(A run of items)
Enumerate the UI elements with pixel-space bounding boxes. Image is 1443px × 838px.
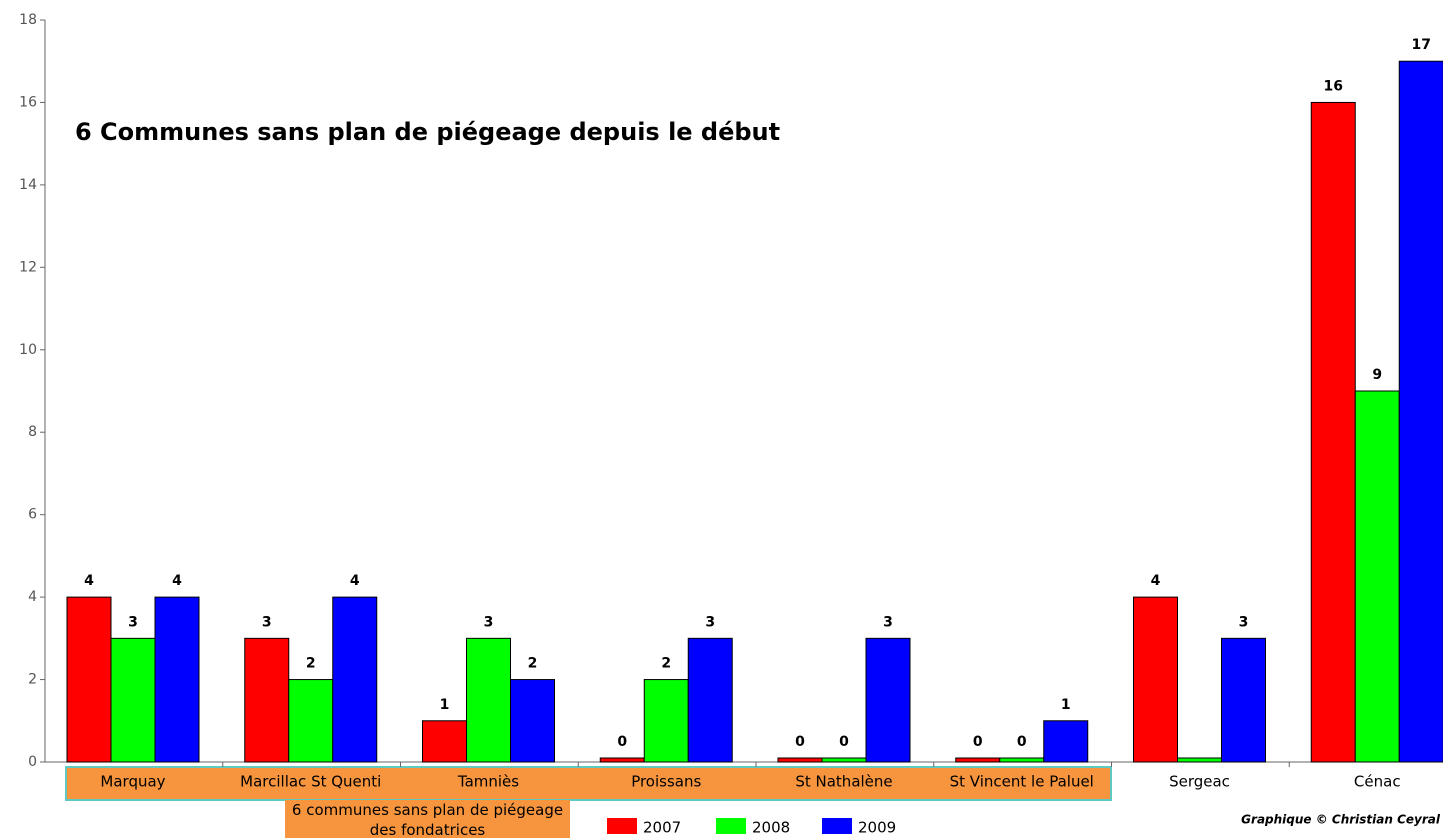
bar [1133, 596, 1178, 763]
bar [687, 637, 733, 763]
bar [244, 637, 290, 763]
bar [1043, 720, 1089, 763]
bar [777, 757, 823, 763]
y-tick-label: 2 [28, 672, 37, 688]
value-label: 4 [1151, 573, 1161, 589]
bar [999, 757, 1045, 763]
value-label: 16 [1324, 78, 1343, 94]
y-tick-label: 8 [28, 424, 37, 440]
bar [865, 637, 911, 763]
y-tick-label: 14 [19, 177, 37, 193]
y-tick-label: 0 [28, 754, 37, 770]
bar [288, 679, 334, 763]
value-label: 4 [84, 573, 94, 589]
y-tick-label: 10 [19, 342, 37, 358]
annotation: 6 Communes sans plan de piégeage depuis … [75, 118, 780, 146]
highlight-note: 6 communes sans plan de piégeage des fon… [285, 800, 570, 838]
legend-label: 2007 [643, 819, 681, 837]
bar [422, 720, 467, 763]
value-label: 2 [528, 656, 538, 672]
value-label: 1 [1061, 697, 1071, 713]
legend-label: 2008 [752, 819, 790, 837]
bar [332, 596, 378, 763]
y-tick-label: 12 [19, 259, 37, 275]
legend-swatch [822, 818, 852, 834]
value-label: 17 [1412, 37, 1431, 53]
bar [1177, 757, 1222, 763]
bar [1310, 101, 1356, 763]
value-label: 1 [440, 697, 450, 713]
value-label: 3 [1239, 614, 1249, 630]
bar [510, 679, 555, 763]
x-tick-label: Marcillac St Quenti [240, 773, 381, 791]
value-label: 0 [973, 734, 983, 750]
value-label: 0 [839, 734, 849, 750]
x-tick-label: Marquay [100, 773, 165, 791]
value-label: 3 [883, 614, 893, 630]
bar [1398, 60, 1443, 763]
legend-swatch [607, 818, 637, 834]
value-label: 2 [661, 656, 671, 672]
bar [599, 757, 645, 763]
bar [154, 596, 200, 763]
highlight-box [65, 766, 1112, 801]
y-tick-label: 18 [19, 12, 37, 28]
y-tick-label: 16 [19, 94, 37, 110]
value-label: 0 [795, 734, 805, 750]
x-tick-label: St Nathalène [795, 773, 892, 791]
x-tick-label: St Vincent le Paluel [950, 773, 1094, 791]
value-label: 4 [350, 573, 360, 589]
bar [1354, 390, 1400, 763]
x-tick-label: Cénac [1354, 773, 1401, 791]
x-tick-label: Proissans [631, 773, 701, 791]
value-label: 3 [705, 614, 715, 630]
bar [466, 637, 511, 763]
legend-label: 2009 [858, 819, 896, 837]
value-label: 0 [617, 734, 627, 750]
x-tick-label: Sergeac [1169, 773, 1230, 791]
value-label: 3 [128, 614, 138, 630]
y-tick-label: 4 [28, 589, 37, 605]
value-label: 9 [1372, 367, 1382, 383]
x-tick-label: Tamniès [457, 773, 519, 791]
bar [821, 757, 867, 763]
credit: Graphique © Christian Ceyral [1241, 813, 1441, 827]
value-label: 3 [262, 614, 272, 630]
value-label: 3 [484, 614, 494, 630]
bar [110, 637, 156, 763]
bar [66, 596, 112, 763]
bar [1221, 637, 1266, 763]
legend-swatch [716, 818, 746, 834]
bar [643, 679, 689, 763]
value-label: 2 [306, 656, 316, 672]
value-label: 0 [1017, 734, 1027, 750]
y-tick-label: 6 [28, 507, 37, 523]
bar [955, 757, 1001, 763]
value-label: 4 [172, 573, 182, 589]
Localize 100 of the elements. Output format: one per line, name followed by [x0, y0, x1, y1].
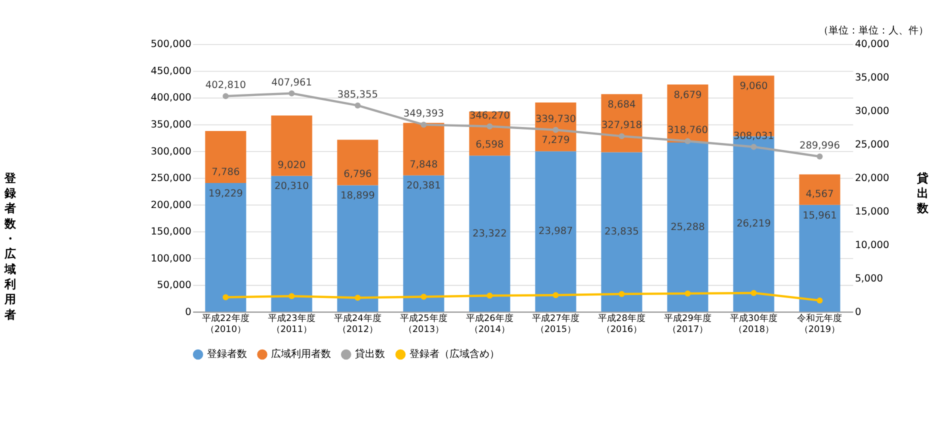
data-label: 402,810 — [205, 80, 246, 92]
y2-tick-label: 40,000 — [854, 39, 890, 50]
y-tick-label: 100,000 — [150, 253, 192, 264]
x-tick-label: 令和元年度（2019） — [797, 313, 842, 335]
data-label: 7,848 — [410, 159, 438, 170]
bar — [337, 185, 378, 312]
point — [420, 294, 427, 300]
y2-tick-label: 10,000 — [854, 240, 890, 251]
point — [552, 126, 559, 133]
y2-tick-label: 20,000 — [854, 173, 890, 184]
text: 登録者数・広域利用者 — [4, 170, 17, 322]
data-label: 6,796 — [344, 169, 372, 180]
data-label: 23,987 — [538, 226, 573, 238]
legend-label: 貸出数 — [355, 348, 386, 360]
data-label: 349,393 — [403, 108, 444, 120]
bar — [205, 130, 246, 184]
data-label: 318,760 — [667, 125, 708, 136]
y2-tick-label: 25,000 — [854, 140, 890, 151]
bar — [205, 183, 246, 312]
data-label: 9,020 — [278, 160, 306, 171]
bar — [271, 115, 312, 176]
point — [750, 290, 757, 296]
point — [552, 292, 559, 298]
point — [222, 294, 229, 300]
y-tick-label: 250,000 — [150, 173, 192, 184]
y-tick-label: 50,000 — [157, 280, 192, 292]
point — [288, 90, 295, 96]
data-label: 23,835 — [604, 226, 639, 238]
point — [288, 293, 295, 300]
data-label: 7,786 — [212, 167, 240, 178]
bar — [469, 156, 510, 312]
point — [354, 294, 361, 301]
data-label: 8,679 — [674, 90, 702, 101]
x-tick-label: 平成29年度（2017） — [664, 313, 712, 335]
x-tick-label: 平成25年度（2013） — [400, 313, 448, 335]
data-label: 6,598 — [476, 140, 504, 151]
y2-tick-label: 35,000 — [854, 72, 890, 84]
legend-label: 登録者（広域含め） — [409, 348, 500, 360]
bar — [337, 140, 378, 186]
y2-tick-label: 0 — [854, 306, 862, 318]
bar — [667, 142, 708, 312]
x-tick-label: 平成28年度（2016） — [598, 313, 646, 335]
point — [618, 133, 625, 140]
y-tick-label: 0 — [185, 306, 192, 318]
point — [684, 290, 691, 296]
data-label: 346,270 — [469, 110, 510, 122]
data-label: 23,322 — [472, 228, 507, 240]
point — [486, 292, 493, 299]
data-label: 20,381 — [406, 180, 441, 192]
y-tick-label: 500,000 — [150, 39, 192, 50]
y-tick-label: 450,000 — [150, 66, 192, 77]
point — [684, 138, 691, 144]
data-label: 15,961 — [802, 210, 837, 222]
data-label: 26,219 — [736, 218, 771, 230]
y-tick-label: 200,000 — [150, 200, 192, 211]
y2-tick-label: 15,000 — [854, 206, 890, 218]
y2-axis-title: 貸出数 — [916, 170, 930, 216]
data-label: 20,310 — [274, 181, 309, 192]
bar — [535, 151, 576, 312]
bar — [403, 175, 444, 312]
data-label: 289,996 — [799, 140, 840, 152]
y2-tick-label: 30,000 — [854, 106, 890, 118]
point — [816, 297, 823, 304]
data-label: 8,684 — [608, 100, 636, 111]
x-tick-label: 平成22年度（2010） — [202, 313, 250, 335]
data-label: 339,730 — [535, 114, 576, 125]
data-label: 19,229 — [208, 188, 243, 200]
data-label: 9,060 — [740, 81, 768, 92]
point — [222, 93, 229, 100]
bar — [799, 204, 840, 312]
bar — [403, 122, 444, 176]
bar — [799, 174, 840, 205]
text: （単位：単位：人、件） — [818, 24, 929, 36]
x-tick-label: 平成30年度（2018） — [730, 313, 778, 335]
point — [816, 154, 823, 160]
data-label: 385,355 — [337, 89, 378, 100]
point — [618, 291, 625, 298]
point — [750, 144, 757, 150]
point — [354, 102, 361, 108]
y-tick-label: 300,000 — [150, 146, 192, 158]
y-tick-label: 400,000 — [150, 92, 192, 104]
point — [486, 123, 493, 130]
bar — [601, 152, 642, 312]
point — [420, 122, 427, 128]
legend-label: 広域利用者数 — [271, 348, 332, 360]
data-label: 7,279 — [542, 135, 570, 146]
x-tick-label: 平成24年度（2012） — [334, 313, 382, 335]
data-label: 407,961 — [271, 77, 312, 88]
legend-label: 登録者数 — [206, 348, 247, 360]
x-tick-label: 平成23年度（2011） — [268, 313, 316, 335]
data-label: 4,567 — [806, 188, 834, 200]
y-tick-label: 350,000 — [150, 119, 192, 130]
data-label: 18,899 — [340, 190, 375, 202]
x-tick-label: 平成27年度（2015） — [532, 313, 580, 335]
bar — [271, 176, 312, 312]
y-tick-label: 150,000 — [150, 226, 192, 238]
x-tick-label: 平成26年度（2014） — [466, 313, 514, 335]
data-label: 25,288 — [670, 222, 705, 233]
y2-tick-label: 5,000 — [854, 273, 883, 284]
data-label: 327,918 — [601, 120, 642, 132]
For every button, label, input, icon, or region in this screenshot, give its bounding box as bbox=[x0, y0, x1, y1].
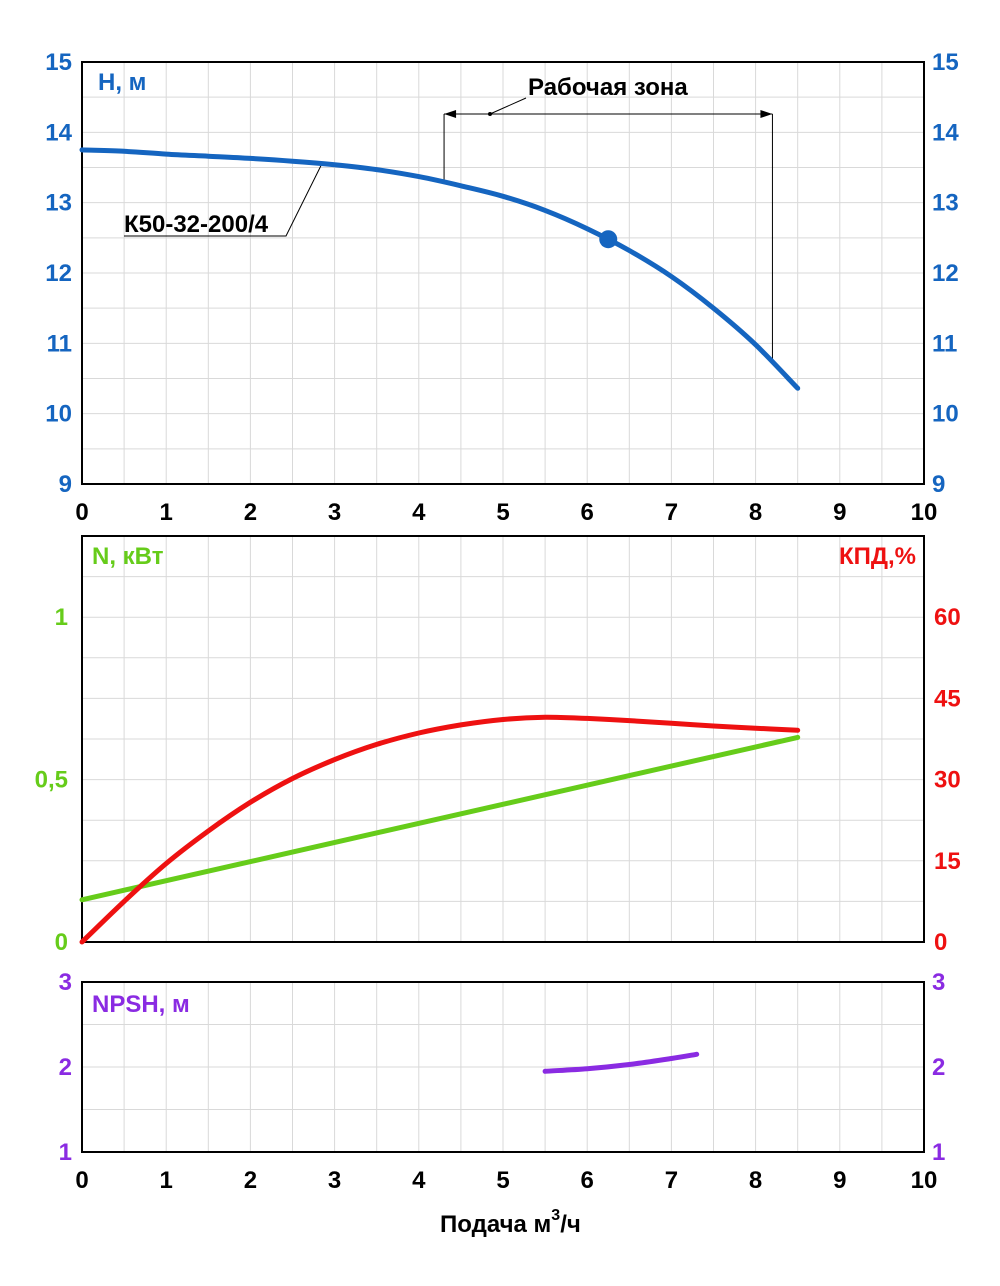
x-axis-title-superscript: 3 bbox=[551, 1207, 560, 1224]
head-panel-frame bbox=[81, 61, 925, 485]
head-y-tick-right: 10 bbox=[932, 401, 959, 428]
model-leader bbox=[124, 163, 323, 237]
npsh-axis-label: NPSH, м bbox=[92, 991, 190, 1018]
head-x-tick: 3 bbox=[328, 499, 341, 526]
head-y-tick-right: 11 bbox=[932, 330, 957, 357]
npsh-y-tick-right: 1 bbox=[932, 1139, 945, 1166]
working-zone-arrow-left bbox=[444, 110, 457, 118]
npsh-curve bbox=[542, 1051, 700, 1074]
npsh-panel: 1 12 23 30 1 2 3 4 5 6 7 8 9 10 NPSH, м bbox=[59, 969, 946, 1194]
head-x-tick: 2 bbox=[244, 499, 257, 526]
npsh-x-tick: 2 bbox=[244, 1167, 257, 1194]
head-y-tick-right: 12 bbox=[932, 260, 959, 287]
npsh-panel-frame bbox=[81, 981, 925, 1153]
head-y-tick-left: 12 bbox=[45, 260, 72, 287]
power-efficiency-panel: 0 0,5 1 0 15 30 45 60 N, кВт КПД,% bbox=[35, 535, 961, 956]
npsh-x-tick: 6 bbox=[581, 1167, 594, 1194]
head-y-tick-left: 11 bbox=[47, 330, 72, 357]
power-y-tick: 0 bbox=[55, 929, 68, 956]
head-x-tick: 4 bbox=[412, 499, 426, 526]
head-x-tick: 7 bbox=[665, 499, 678, 526]
head-y-tick-left: 15 bbox=[45, 49, 72, 76]
head-axis-label: H, м bbox=[98, 69, 146, 96]
npsh-y-tick-left: 3 bbox=[59, 969, 72, 996]
head-y-tick-right: 15 bbox=[932, 49, 959, 76]
npsh-x-tick: 3 bbox=[328, 1167, 341, 1194]
working-zone-leader bbox=[489, 97, 527, 115]
head-y-tick-left: 9 bbox=[59, 471, 72, 498]
head-y-tick-right: 14 bbox=[932, 119, 959, 146]
power-efficiency-panel-frame bbox=[81, 535, 925, 943]
efficiency-y-tick: 60 bbox=[934, 604, 961, 631]
npsh-x-tick: 0 bbox=[75, 1167, 88, 1194]
npsh-y-tick-left: 1 bbox=[59, 1139, 72, 1166]
npsh-x-tick: 9 bbox=[833, 1167, 846, 1194]
working-zone-arrow-right bbox=[760, 110, 773, 118]
efficiency-y-tick: 15 bbox=[934, 848, 961, 875]
working-zone-label: Рабочая зона bbox=[528, 74, 688, 101]
npsh-x-tick: 8 bbox=[749, 1167, 762, 1194]
power-curve bbox=[79, 734, 801, 903]
head-x-tick: 1 bbox=[160, 499, 173, 526]
head-y-tick-right: 9 bbox=[932, 471, 945, 498]
npsh-x-tick: 4 bbox=[412, 1167, 426, 1194]
head-curve bbox=[79, 147, 801, 391]
power-y-tick: 1 bbox=[55, 604, 68, 631]
npsh-y-tick-right: 3 bbox=[932, 969, 945, 996]
efficiency-y-tick: 45 bbox=[934, 685, 961, 712]
npsh-x-tick: 7 bbox=[665, 1167, 678, 1194]
efficiency-axis-label: КПД,% bbox=[839, 543, 916, 570]
x-axis-title-main: Подача м bbox=[440, 1211, 551, 1238]
npsh-x-tick: 10 bbox=[911, 1167, 938, 1194]
head-x-tick: 9 bbox=[833, 499, 846, 526]
efficiency-y-tick: 0 bbox=[934, 929, 947, 956]
npsh-x-tick: 1 bbox=[160, 1167, 173, 1194]
head-x-tick: 10 bbox=[911, 499, 938, 526]
power-y-tick: 0,5 bbox=[35, 767, 68, 794]
power-axis-label: N, кВт bbox=[92, 543, 164, 570]
x-axis-title: Подача м3/ч bbox=[440, 1207, 581, 1238]
x-axis-title-tail: /ч bbox=[560, 1211, 581, 1238]
head-x-tick: 0 bbox=[75, 499, 88, 526]
model-label: К50-32-200/4 bbox=[124, 211, 269, 238]
npsh-x-tick: 5 bbox=[496, 1167, 509, 1194]
head-y-tick-left: 10 bbox=[45, 401, 72, 428]
npsh-y-tick-right: 2 bbox=[932, 1054, 945, 1081]
head-y-tick-left: 14 bbox=[45, 119, 72, 146]
head-y-tick-right: 13 bbox=[932, 190, 959, 217]
head-x-tick: 6 bbox=[581, 499, 594, 526]
head-x-tick: 5 bbox=[496, 499, 509, 526]
head-x-tick: 8 bbox=[749, 499, 762, 526]
head-y-tick-left: 13 bbox=[45, 190, 72, 217]
efficiency-curve bbox=[79, 714, 801, 945]
efficiency-y-tick: 30 bbox=[934, 767, 961, 794]
npsh-y-tick-left: 2 bbox=[59, 1054, 72, 1081]
operating-point bbox=[599, 230, 618, 249]
working-zone-leader-dot bbox=[488, 112, 492, 116]
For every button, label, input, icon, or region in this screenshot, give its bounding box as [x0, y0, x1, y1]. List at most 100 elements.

* _TASK INSTRUCTIONS_: Output the part of the items that opens with the line containing "bar [1133, 596, 1178, 763]" and closes with the line containing "bar [288, 679, 334, 763]", reproducing each line unchanged.

* _SOLUTION TO THIS TASK_:
bar [1133, 596, 1178, 763]
bar [687, 637, 733, 763]
bar [244, 637, 290, 763]
bar [1043, 720, 1089, 763]
bar [777, 757, 823, 763]
y-tick-label: 2 [28, 672, 37, 688]
value-label: 4 [1151, 573, 1161, 589]
bar [999, 757, 1045, 763]
value-label: 16 [1324, 78, 1343, 94]
y-tick-label: 8 [28, 424, 37, 440]
bar [865, 637, 911, 763]
y-tick-label: 14 [19, 177, 37, 193]
y-tick-label: 0 [28, 754, 37, 770]
bar [288, 679, 334, 763]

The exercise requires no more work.